PROBLEM TO WORK ON -> Write out the full set of records exactly. Any pictures in them do not belong in the copy.

Saved entries
* Start *
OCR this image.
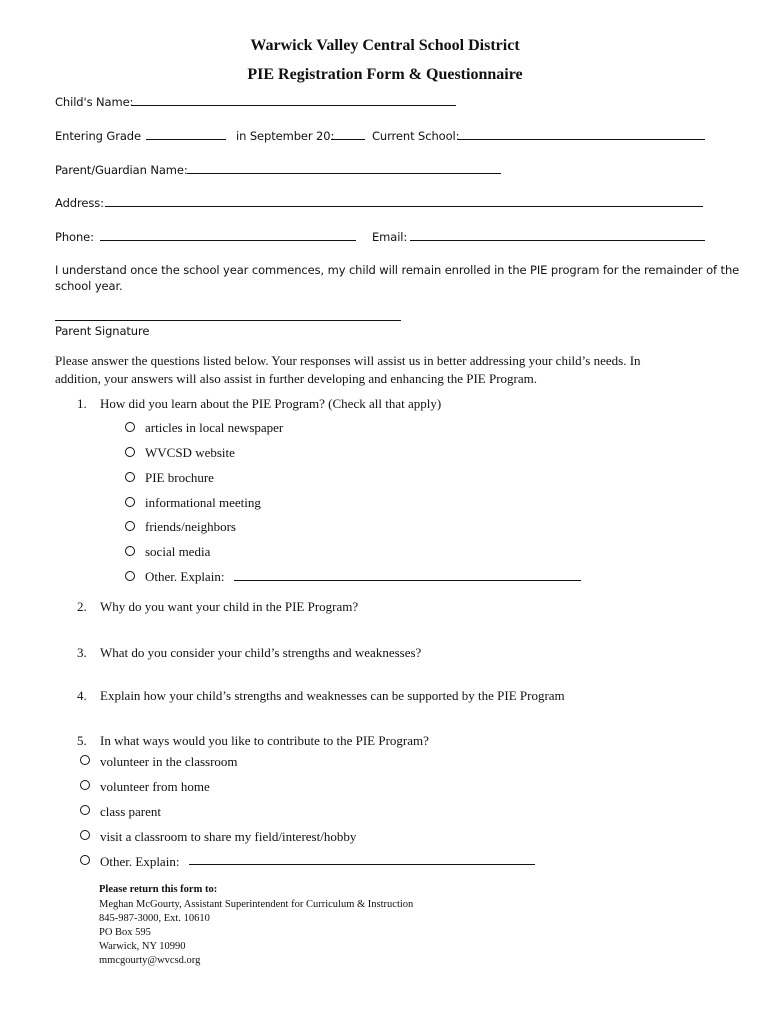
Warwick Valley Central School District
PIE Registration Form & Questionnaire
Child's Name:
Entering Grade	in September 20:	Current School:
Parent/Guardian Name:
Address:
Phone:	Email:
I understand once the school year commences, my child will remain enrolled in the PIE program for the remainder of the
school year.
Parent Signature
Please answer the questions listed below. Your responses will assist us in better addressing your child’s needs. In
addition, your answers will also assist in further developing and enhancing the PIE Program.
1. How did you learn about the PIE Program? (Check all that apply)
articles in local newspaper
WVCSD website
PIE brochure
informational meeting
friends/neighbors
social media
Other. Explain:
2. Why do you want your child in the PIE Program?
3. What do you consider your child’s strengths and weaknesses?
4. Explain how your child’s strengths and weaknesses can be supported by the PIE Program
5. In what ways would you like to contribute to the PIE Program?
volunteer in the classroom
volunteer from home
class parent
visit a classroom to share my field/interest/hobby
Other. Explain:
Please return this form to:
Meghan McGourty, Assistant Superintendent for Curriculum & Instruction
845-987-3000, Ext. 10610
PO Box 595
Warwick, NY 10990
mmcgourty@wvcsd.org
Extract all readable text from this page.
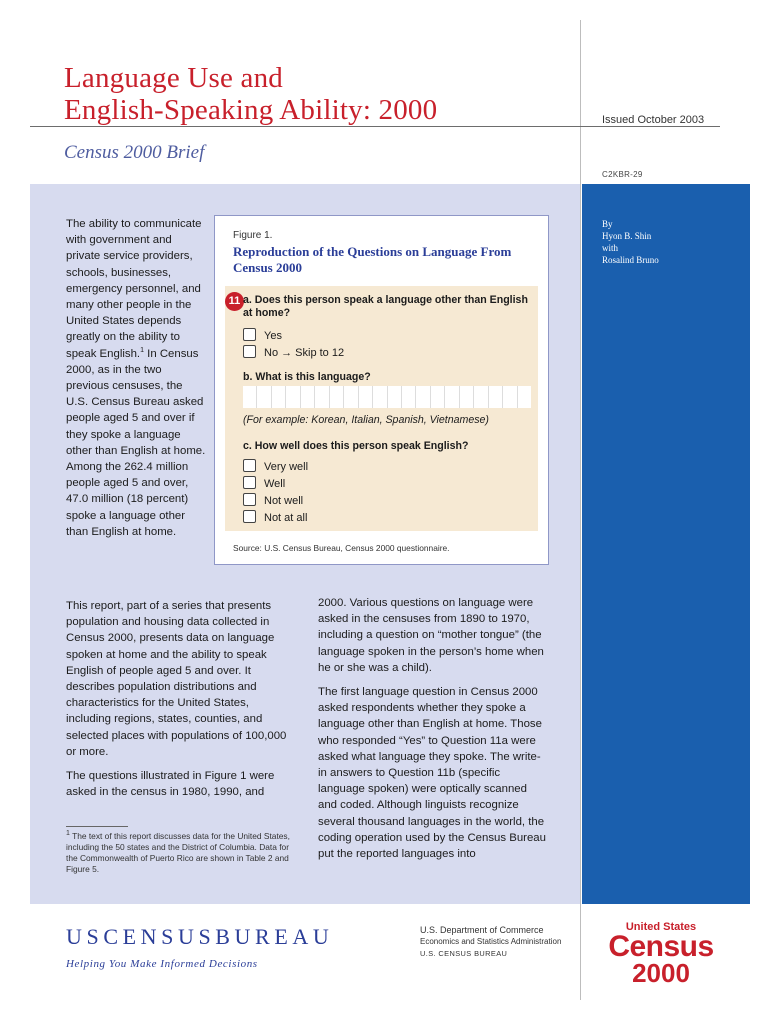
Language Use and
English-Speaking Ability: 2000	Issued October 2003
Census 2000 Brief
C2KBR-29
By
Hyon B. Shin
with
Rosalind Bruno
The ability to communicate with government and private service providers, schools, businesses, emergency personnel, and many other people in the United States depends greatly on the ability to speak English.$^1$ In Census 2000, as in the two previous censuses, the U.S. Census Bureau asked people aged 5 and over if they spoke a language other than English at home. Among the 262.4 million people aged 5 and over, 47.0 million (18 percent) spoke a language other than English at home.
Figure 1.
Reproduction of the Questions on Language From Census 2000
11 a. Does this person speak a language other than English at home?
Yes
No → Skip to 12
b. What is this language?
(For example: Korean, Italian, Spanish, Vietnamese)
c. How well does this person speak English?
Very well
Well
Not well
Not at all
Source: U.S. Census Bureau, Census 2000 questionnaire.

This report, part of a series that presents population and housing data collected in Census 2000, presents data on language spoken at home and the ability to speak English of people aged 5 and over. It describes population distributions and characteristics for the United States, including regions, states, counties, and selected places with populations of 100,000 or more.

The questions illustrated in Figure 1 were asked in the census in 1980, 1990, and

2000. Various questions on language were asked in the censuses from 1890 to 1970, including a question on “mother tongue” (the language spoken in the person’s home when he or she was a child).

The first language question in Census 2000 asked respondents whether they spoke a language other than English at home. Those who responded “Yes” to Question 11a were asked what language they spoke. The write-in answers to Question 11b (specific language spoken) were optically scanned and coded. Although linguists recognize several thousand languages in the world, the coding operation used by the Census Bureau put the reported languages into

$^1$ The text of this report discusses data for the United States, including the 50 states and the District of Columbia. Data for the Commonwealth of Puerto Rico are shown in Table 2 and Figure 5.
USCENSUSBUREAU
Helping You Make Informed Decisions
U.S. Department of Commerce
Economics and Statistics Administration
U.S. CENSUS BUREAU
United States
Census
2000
* End *
OUTPUT ->
OCR this image.
Warwick Valley Central School District
PIE Registration Form & Questionnaire
Child's Name:
Entering Grade	in September 20:	Current School:
Parent/Guardian Name:
Address:
Phone:	Email:
I understand once the school year commences, my child will remain enrolled in the PIE program for the remainder of the
school year.
Parent Signature
Please answer the questions listed below. Your responses will assist us in better addressing your child’s needs. In
addition, your answers will also assist in further developing and enhancing the PIE Program.
1. How did you learn about the PIE Program? (Check all that apply)
articles in local newspaper
WVCSD website
PIE brochure
informational meeting
friends/neighbors
social media
Other. Explain:
2. Why do you want your child in the PIE Program?
3. What do you consider your child’s strengths and weaknesses?
4. Explain how your child’s strengths and weaknesses can be supported by the PIE Program
5. In what ways would you like to contribute to the PIE Program?
volunteer in the classroom
volunteer from home
class parent
visit a classroom to share my field/interest/hobby
Other. Explain:
Please return this form to:
Meghan McGourty, Assistant Superintendent for Curriculum & Instruction
845-987-3000, Ext. 10610
PO Box 595
Warwick, NY 10990
mmcgourty@wvcsd.org
Extract all readable text from this page.
Language Use and
English-Speaking Ability: 2000	Issued October 2003
Census 2000 Brief
C2KBR-29
By
Hyon B. Shin
with
Rosalind Bruno
The ability to communicate with government and private service providers, schools, businesses, emergency personnel, and many other people in the United States depends greatly on the ability to speak English.$^1$ In Census 2000, as in the two previous censuses, the U.S. Census Bureau asked people aged 5 and over if they spoke a language other than English at home. Among the 262.4 million people aged 5 and over, 47.0 million (18 percent) spoke a language other than English at home.
Figure 1.
Reproduction of the Questions on Language From Census 2000
11 a. Does this person speak a language other than English at home?
Yes
No → Skip to 12
b. What is this language?
(For example: Korean, Italian, Spanish, Vietnamese)
c. How well does this person speak English?
Very well
Well
Not well
Not at all
Source: U.S. Census Bureau, Census 2000 questionnaire.

This report, part of a series that presents population and housing data collected in Census 2000, presents data on language spoken at home and the ability to speak English of people aged 5 and over. It describes population distributions and characteristics for the United States, including regions, states, counties, and selected places with populations of 100,000 or more.

The questions illustrated in Figure 1 were asked in the census in 1980, 1990, and

2000. Various questions on language were asked in the censuses from 1890 to 1970, including a question on “mother tongue” (the language spoken in the person’s home when he or she was a child).

The first language question in Census 2000 asked respondents whether they spoke a language other than English at home. Those who responded “Yes” to Question 11a were asked what language they spoke. The write-in answers to Question 11b (specific language spoken) were optically scanned and coded. Although linguists recognize several thousand languages in the world, the coding operation used by the Census Bureau put the reported languages into

$^1$ The text of this report discusses data for the United States, including the 50 states and the District of Columbia. Data for the Commonwealth of Puerto Rico are shown in Table 2 and Figure 5.
USCENSUSBUREAU
Helping You Make Informed Decisions
U.S. Department of Commerce
Economics and Statistics Administration
U.S. CENSUS BUREAU
United States
Census
2000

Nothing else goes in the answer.